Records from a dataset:
****************
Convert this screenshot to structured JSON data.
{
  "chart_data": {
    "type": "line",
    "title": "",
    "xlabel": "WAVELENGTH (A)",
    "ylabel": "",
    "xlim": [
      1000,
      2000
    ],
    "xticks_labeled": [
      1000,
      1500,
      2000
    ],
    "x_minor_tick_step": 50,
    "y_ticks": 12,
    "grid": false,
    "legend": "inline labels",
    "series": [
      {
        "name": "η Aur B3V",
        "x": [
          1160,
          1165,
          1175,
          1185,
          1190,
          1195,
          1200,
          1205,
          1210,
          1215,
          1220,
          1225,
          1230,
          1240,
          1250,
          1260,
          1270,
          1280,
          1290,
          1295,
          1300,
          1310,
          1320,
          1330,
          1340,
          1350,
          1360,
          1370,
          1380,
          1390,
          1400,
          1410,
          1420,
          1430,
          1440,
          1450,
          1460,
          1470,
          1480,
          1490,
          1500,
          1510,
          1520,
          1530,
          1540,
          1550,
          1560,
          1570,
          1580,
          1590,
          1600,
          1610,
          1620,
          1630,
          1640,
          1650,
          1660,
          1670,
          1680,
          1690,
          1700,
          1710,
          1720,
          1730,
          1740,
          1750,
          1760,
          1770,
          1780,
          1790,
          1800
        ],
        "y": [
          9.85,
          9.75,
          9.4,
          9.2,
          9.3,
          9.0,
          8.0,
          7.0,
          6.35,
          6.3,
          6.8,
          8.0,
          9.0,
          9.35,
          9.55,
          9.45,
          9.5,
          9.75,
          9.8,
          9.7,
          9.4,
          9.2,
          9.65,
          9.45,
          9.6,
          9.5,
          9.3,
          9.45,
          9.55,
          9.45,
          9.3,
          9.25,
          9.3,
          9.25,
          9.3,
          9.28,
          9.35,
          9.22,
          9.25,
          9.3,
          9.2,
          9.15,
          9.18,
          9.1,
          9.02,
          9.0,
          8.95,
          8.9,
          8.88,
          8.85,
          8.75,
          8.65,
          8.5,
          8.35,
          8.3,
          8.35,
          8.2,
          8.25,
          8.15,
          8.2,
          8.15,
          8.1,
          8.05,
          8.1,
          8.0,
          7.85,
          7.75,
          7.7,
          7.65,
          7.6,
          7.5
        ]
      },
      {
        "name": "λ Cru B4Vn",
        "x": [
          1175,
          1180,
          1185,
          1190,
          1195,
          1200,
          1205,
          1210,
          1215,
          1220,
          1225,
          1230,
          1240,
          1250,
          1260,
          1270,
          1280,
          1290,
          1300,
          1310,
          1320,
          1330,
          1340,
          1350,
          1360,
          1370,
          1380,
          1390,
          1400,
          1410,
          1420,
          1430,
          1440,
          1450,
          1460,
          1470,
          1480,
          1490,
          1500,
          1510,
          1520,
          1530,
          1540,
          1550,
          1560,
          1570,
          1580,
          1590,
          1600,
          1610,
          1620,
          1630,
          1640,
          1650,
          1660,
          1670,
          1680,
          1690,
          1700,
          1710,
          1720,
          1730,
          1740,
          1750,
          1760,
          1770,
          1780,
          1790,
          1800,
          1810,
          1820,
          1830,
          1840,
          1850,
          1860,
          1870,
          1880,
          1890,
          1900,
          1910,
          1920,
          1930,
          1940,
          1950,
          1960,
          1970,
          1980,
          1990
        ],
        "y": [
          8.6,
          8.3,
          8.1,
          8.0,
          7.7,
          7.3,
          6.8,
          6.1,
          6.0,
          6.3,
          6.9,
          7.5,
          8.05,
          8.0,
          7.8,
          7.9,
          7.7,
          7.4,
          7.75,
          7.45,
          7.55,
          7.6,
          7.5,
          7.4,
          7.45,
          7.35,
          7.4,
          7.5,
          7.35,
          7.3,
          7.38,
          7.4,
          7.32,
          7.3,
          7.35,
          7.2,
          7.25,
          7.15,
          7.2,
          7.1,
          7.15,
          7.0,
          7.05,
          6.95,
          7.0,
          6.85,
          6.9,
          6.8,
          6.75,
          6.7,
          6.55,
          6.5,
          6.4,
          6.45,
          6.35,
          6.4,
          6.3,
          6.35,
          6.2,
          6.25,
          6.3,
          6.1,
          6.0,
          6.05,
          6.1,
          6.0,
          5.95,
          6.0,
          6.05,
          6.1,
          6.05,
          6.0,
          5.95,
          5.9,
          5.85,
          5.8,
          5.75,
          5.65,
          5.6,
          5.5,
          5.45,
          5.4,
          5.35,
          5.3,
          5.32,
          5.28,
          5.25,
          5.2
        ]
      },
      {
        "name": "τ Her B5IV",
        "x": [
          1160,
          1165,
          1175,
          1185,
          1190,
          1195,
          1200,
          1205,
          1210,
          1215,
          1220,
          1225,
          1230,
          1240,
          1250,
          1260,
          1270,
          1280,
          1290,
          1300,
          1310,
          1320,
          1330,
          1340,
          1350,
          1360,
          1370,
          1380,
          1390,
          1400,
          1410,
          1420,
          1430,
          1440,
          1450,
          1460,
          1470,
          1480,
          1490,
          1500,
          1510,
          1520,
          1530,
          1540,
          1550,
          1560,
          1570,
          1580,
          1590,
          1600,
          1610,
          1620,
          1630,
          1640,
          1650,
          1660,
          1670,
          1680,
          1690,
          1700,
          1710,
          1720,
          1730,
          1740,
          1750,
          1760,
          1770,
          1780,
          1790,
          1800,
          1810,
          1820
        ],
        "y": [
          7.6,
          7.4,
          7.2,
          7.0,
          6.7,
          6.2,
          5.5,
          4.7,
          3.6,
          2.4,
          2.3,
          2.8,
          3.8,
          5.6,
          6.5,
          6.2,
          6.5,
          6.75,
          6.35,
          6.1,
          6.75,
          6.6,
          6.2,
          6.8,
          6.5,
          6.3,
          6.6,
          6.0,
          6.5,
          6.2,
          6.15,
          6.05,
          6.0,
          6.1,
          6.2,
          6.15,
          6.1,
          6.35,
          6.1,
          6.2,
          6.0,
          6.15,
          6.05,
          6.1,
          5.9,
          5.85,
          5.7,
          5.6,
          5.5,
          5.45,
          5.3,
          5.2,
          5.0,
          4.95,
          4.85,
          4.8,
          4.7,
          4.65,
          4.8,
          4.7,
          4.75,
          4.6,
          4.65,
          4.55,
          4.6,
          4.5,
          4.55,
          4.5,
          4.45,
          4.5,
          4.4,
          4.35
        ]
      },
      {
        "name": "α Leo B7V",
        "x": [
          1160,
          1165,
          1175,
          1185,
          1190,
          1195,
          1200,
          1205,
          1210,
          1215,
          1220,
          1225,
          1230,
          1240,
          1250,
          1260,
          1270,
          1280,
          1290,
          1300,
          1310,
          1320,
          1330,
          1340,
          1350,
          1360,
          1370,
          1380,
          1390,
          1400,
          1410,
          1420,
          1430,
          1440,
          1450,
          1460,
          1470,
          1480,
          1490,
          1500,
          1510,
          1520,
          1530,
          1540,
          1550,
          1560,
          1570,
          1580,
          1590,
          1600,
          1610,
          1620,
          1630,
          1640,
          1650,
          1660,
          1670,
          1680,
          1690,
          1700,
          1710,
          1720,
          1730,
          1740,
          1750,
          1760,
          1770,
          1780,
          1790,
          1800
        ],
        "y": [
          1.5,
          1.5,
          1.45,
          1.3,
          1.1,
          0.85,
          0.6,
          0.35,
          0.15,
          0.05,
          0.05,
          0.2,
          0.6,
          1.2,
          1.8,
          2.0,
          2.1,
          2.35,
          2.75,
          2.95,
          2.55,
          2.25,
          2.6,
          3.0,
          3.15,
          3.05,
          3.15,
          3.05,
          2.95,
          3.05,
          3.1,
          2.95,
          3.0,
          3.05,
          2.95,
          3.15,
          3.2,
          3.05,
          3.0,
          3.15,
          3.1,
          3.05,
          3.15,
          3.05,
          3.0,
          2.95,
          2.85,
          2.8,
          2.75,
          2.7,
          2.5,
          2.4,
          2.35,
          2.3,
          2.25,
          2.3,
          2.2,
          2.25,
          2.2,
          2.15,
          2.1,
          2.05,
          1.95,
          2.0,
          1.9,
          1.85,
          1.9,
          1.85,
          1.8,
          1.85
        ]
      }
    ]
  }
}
****************
JOB:
Go through the listing above and pull out each line containing the word "name".

RESULT OF THE EXERCISE:
        "name": "η Aur B3V",
        "name": "λ Cru B4Vn",
        "name": "τ Her B5IV",
        "name": "α Leo B7V",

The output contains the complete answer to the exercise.